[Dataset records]
**********

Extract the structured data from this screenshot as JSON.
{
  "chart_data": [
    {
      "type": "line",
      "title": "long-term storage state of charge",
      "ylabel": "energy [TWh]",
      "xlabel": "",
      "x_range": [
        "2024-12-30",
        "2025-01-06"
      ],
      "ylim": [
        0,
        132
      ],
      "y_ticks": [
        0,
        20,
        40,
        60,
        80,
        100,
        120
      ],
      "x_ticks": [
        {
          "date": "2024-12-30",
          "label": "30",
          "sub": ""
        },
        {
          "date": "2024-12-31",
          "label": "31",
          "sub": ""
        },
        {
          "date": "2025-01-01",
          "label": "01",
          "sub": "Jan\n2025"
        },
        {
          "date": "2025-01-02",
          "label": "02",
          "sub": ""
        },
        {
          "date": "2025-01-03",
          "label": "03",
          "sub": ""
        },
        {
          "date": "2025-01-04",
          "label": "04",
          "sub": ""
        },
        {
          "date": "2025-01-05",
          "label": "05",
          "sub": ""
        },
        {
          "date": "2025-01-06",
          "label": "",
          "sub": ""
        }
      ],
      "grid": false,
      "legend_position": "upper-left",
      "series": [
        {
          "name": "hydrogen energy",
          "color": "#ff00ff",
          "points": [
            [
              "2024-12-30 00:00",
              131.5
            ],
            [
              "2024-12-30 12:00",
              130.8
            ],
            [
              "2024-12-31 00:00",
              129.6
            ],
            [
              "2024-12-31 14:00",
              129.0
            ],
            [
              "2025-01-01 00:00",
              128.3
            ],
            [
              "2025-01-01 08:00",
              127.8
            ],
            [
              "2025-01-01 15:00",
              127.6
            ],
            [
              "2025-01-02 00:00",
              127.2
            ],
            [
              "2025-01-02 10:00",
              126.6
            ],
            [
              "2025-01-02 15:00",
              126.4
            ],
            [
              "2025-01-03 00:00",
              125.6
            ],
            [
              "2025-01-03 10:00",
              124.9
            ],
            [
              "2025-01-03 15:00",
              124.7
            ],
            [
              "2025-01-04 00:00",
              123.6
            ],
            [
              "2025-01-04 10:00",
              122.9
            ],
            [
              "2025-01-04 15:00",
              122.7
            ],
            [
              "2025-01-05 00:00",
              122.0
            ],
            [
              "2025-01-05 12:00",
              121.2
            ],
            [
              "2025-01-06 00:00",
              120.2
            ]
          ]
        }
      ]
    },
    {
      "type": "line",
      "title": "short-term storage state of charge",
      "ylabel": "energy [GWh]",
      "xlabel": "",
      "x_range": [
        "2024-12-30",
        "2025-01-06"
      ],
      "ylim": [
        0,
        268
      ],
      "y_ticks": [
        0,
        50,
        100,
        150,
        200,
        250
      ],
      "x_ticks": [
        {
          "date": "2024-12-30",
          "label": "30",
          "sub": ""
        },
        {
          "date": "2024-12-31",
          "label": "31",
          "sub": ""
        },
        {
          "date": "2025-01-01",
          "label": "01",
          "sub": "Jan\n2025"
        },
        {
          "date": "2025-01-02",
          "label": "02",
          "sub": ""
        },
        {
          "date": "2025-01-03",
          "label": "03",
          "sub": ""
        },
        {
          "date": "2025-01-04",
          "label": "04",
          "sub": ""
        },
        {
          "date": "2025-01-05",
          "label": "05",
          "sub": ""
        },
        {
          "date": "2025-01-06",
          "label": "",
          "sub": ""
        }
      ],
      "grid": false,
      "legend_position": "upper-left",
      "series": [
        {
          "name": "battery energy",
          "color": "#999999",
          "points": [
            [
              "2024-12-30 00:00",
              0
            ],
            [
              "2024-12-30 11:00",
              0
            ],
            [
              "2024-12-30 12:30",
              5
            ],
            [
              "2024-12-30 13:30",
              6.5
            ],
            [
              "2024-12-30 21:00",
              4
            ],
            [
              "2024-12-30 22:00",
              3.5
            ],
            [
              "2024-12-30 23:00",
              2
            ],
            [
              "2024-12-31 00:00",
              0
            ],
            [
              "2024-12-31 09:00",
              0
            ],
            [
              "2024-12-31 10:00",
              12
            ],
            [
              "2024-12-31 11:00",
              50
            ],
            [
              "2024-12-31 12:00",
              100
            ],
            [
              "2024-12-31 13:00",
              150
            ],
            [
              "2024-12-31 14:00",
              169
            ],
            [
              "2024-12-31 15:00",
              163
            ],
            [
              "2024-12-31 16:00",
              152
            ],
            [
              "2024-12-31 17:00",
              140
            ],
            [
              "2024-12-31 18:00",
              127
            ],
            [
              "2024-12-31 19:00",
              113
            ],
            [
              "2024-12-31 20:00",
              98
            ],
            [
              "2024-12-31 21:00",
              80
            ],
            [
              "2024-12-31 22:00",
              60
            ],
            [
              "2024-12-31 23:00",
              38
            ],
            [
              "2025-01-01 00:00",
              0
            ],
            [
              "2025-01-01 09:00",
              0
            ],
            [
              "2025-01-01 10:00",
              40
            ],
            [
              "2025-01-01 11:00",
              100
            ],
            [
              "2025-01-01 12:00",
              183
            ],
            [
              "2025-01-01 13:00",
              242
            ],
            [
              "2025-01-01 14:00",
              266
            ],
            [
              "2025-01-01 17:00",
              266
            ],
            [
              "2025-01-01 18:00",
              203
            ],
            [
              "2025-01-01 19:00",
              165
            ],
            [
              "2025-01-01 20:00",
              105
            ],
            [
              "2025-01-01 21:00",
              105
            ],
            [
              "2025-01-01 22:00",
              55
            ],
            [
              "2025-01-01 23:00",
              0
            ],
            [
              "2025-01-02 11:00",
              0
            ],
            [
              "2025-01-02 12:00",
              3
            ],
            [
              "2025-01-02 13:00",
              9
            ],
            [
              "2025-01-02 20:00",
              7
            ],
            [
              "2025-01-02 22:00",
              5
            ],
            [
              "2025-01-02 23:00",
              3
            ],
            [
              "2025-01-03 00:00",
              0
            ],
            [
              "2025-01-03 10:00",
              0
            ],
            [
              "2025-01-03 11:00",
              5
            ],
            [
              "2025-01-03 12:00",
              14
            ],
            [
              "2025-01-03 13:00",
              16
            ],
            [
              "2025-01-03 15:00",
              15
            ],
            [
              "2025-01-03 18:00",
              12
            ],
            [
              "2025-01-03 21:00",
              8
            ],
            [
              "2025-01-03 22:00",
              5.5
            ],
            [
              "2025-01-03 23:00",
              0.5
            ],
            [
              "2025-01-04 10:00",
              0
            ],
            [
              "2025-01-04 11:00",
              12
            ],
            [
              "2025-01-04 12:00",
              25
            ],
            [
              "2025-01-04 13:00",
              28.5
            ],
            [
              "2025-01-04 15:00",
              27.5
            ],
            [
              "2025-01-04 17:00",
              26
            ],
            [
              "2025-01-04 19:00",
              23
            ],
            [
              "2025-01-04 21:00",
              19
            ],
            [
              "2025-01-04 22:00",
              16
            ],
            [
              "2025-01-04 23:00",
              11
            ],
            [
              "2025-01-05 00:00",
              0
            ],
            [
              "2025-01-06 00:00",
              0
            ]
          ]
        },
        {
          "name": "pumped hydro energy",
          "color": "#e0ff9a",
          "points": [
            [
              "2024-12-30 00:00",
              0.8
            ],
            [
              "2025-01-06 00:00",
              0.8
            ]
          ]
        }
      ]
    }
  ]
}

**********

→ Aim
All of the material above needs to be retyped word for word.

→ Task solution
Extract the structured data from this screenshot as JSON.
{
  "chart_data": [
    {
      "type": "line",
      "title": "long-term storage state of charge",
      "ylabel": "energy [TWh]",
      "xlabel": "",
      "x_range": [
        "2024-12-30",
        "2025-01-06"
      ],
      "ylim": [
        0,
        132
      ],
      "y_ticks": [
        0,
        20,
        40,
        60,
        80,
        100,
        120
      ],
      "x_ticks": [
        {
          "date": "2024-12-30",
          "label": "30",
          "sub": ""
        },
        {
          "date": "2024-12-31",
          "label": "31",
          "sub": ""
        },
        {
          "date": "2025-01-01",
          "label": "01",
          "sub": "Jan\n2025"
        },
        {
          "date": "2025-01-02",
          "label": "02",
          "sub": ""
        },
        {
          "date": "2025-01-03",
          "label": "03",
          "sub": ""
        },
        {
          "date": "2025-01-04",
          "label": "04",
          "sub": ""
        },
        {
          "date": "2025-01-05",
          "label": "05",
          "sub": ""
        },
        {
          "date": "2025-01-06",
          "label": "",
          "sub": ""
        }
      ],
      "grid": false,
      "legend_position": "upper-left",
      "series": [
        {
          "name": "hydrogen energy",
          "color": "#ff00ff",
          "points": [
            [
              "2024-12-30 00:00",
              131.5
            ],
            [
              "2024-12-30 12:00",
              130.8
            ],
            [
              "2024-12-31 00:00",
              129.6
            ],
            [
              "2024-12-31 14:00",
              129.0
            ],
            [
              "2025-01-01 00:00",
              128.3
            ],
            [
              "2025-01-01 08:00",
              127.8
            ],
            [
              "2025-01-01 15:00",
              127.6
            ],
            [
              "2025-01-02 00:00",
              127.2
            ],
            [
              "2025-01-02 10:00",
              126.6
            ],
            [
              "2025-01-02 15:00",
              126.4
            ],
            [
              "2025-01-03 00:00",
              125.6
            ],
            [
              "2025-01-03 10:00",
              124.9
            ],
            [
              "2025-01-03 15:00",
              124.7
            ],
            [
              "2025-01-04 00:00",
              123.6
            ],
            [
              "2025-01-04 10:00",
              122.9
            ],
            [
              "2025-01-04 15:00",
              122.7
            ],
            [
              "2025-01-05 00:00",
              122.0
            ],
            [
              "2025-01-05 12:00",
              121.2
            ],
            [
              "2025-01-06 00:00",
              120.2
            ]
          ]
        }
      ]
    },
    {
      "type": "line",
      "title": "short-term storage state of charge",
      "ylabel": "energy [GWh]",
      "xlabel": "",
      "x_range": [
        "2024-12-30",
        "2025-01-06"
      ],
      "ylim": [
        0,
        268
      ],
      "y_ticks": [
        0,
        50,
        100,
        150,
        200,
        250
      ],
      "x_ticks": [
        {
          "date": "2024-12-30",
          "label": "30",
          "sub": ""
        },
        {
          "date": "2024-12-31",
          "label": "31",
          "sub": ""
        },
        {
          "date": "2025-01-01",
          "label": "01",
          "sub": "Jan\n2025"
        },
        {
          "date": "2025-01-02",
          "label": "02",
          "sub": ""
        },
        {
          "date": "2025-01-03",
          "label": "03",
          "sub": ""
        },
        {
          "date": "2025-01-04",
          "label": "04",
          "sub": ""
        },
        {
          "date": "2025-01-05",
          "label": "05",
          "sub": ""
        },
        {
          "date": "2025-01-06",
          "label": "",
          "sub": ""
        }
      ],
      "grid": false,
      "legend_position": "upper-left",
      "series": [
        {
          "name": "battery energy",
          "color": "#999999",
          "points": [
            [
              "2024-12-30 00:00",
              0
            ],
            [
              "2024-12-30 11:00",
              0
            ],
            [
              "2024-12-30 12:30",
              5
            ],
            [
              "2024-12-30 13:30",
              6.5
            ],
            [
              "2024-12-30 21:00",
              4
            ],
            [
              "2024-12-30 22:00",
              3.5
            ],
            [
              "2024-12-30 23:00",
              2
            ],
            [
              "2024-12-31 00:00",
              0
            ],
            [
              "2024-12-31 09:00",
              0
            ],
            [
              "2024-12-31 10:00",
              12
            ],
            [
              "2024-12-31 11:00",
              50
            ],
            [
              "2024-12-31 12:00",
              100
            ],
            [
              "2024-12-31 13:00",
              150
            ],
            [
              "2024-12-31 14:00",
              169
            ],
            [
              "2024-12-31 15:00",
              163
            ],
            [
              "2024-12-31 16:00",
              152
            ],
            [
              "2024-12-31 17:00",
              140
            ],
            [
              "2024-12-31 18:00",
              127
            ],
            [
              "2024-12-31 19:00",
              113
            ],
            [
              "2024-12-31 20:00",
              98
            ],
            [
              "2024-12-31 21:00",
              80
            ],
            [
              "2024-12-31 22:00",
              60
            ],
            [
              "2024-12-31 23:00",
              38
            ],
            [
              "2025-01-01 00:00",
              0
            ],
            [
              "2025-01-01 09:00",
              0
            ],
            [
              "2025-01-01 10:00",
              40
            ],
            [
              "2025-01-01 11:00",
              100
            ],
            [
              "2025-01-01 12:00",
              183
            ],
            [
              "2025-01-01 13:00",
              242
            ],
            [
              "2025-01-01 14:00",
              266
            ],
            [
              "2025-01-01 17:00",
              266
            ],
            [
              "2025-01-01 18:00",
              203
            ],
            [
              "2025-01-01 19:00",
              165
            ],
            [
              "2025-01-01 20:00",
              105
            ],
            [
              "2025-01-01 21:00",
              105
            ],
            [
              "2025-01-01 22:00",
              55
            ],
            [
              "2025-01-01 23:00",
              0
            ],
            [
              "2025-01-02 11:00",
              0
            ],
            [
              "2025-01-02 12:00",
              3
            ],
            [
              "2025-01-02 13:00",
              9
            ],
            [
              "2025-01-02 20:00",
              7
            ],
            [
              "2025-01-02 22:00",
              5
            ],
            [
              "2025-01-02 23:00",
              3
            ],
            [
              "2025-01-03 00:00",
              0
            ],
            [
              "2025-01-03 10:00",
              0
            ],
            [
              "2025-01-03 11:00",
              5
            ],
            [
              "2025-01-03 12:00",
              14
            ],
            [
              "2025-01-03 13:00",
              16
            ],
            [
              "2025-01-03 15:00",
              15
            ],
            [
              "2025-01-03 18:00",
              12
            ],
            [
              "2025-01-03 21:00",
              8
            ],
            [
              "2025-01-03 22:00",
              5.5
            ],
            [
              "2025-01-03 23:00",
              0.5
            ],
            [
              "2025-01-04 10:00",
              0
            ],
            [
              "2025-01-04 11:00",
              12
            ],
            [
              "2025-01-04 12:00",
              25
            ],
            [
              "2025-01-04 13:00",
              28.5
            ],
            [
              "2025-01-04 15:00",
              27.5
            ],
            [
              "2025-01-04 17:00",
              26
            ],
            [
              "2025-01-04 19:00",
              23
            ],
            [
              "2025-01-04 21:00",
              19
            ],
            [
              "2025-01-04 22:00",
              16
            ],
            [
              "2025-01-04 23:00",
              11
            ],
            [
              "2025-01-05 00:00",
              0
            ],
            [
              "2025-01-06 00:00",
              0
            ]
          ]
        },
        {
          "name": "pumped hydro energy",
          "color": "#e0ff9a",
          "points": [
            [
              "2024-12-30 00:00",
              0.8
            ],
            [
              "2025-01-06 00:00",
              0.8
            ]
          ]
        }
      ]
    }
  ]
}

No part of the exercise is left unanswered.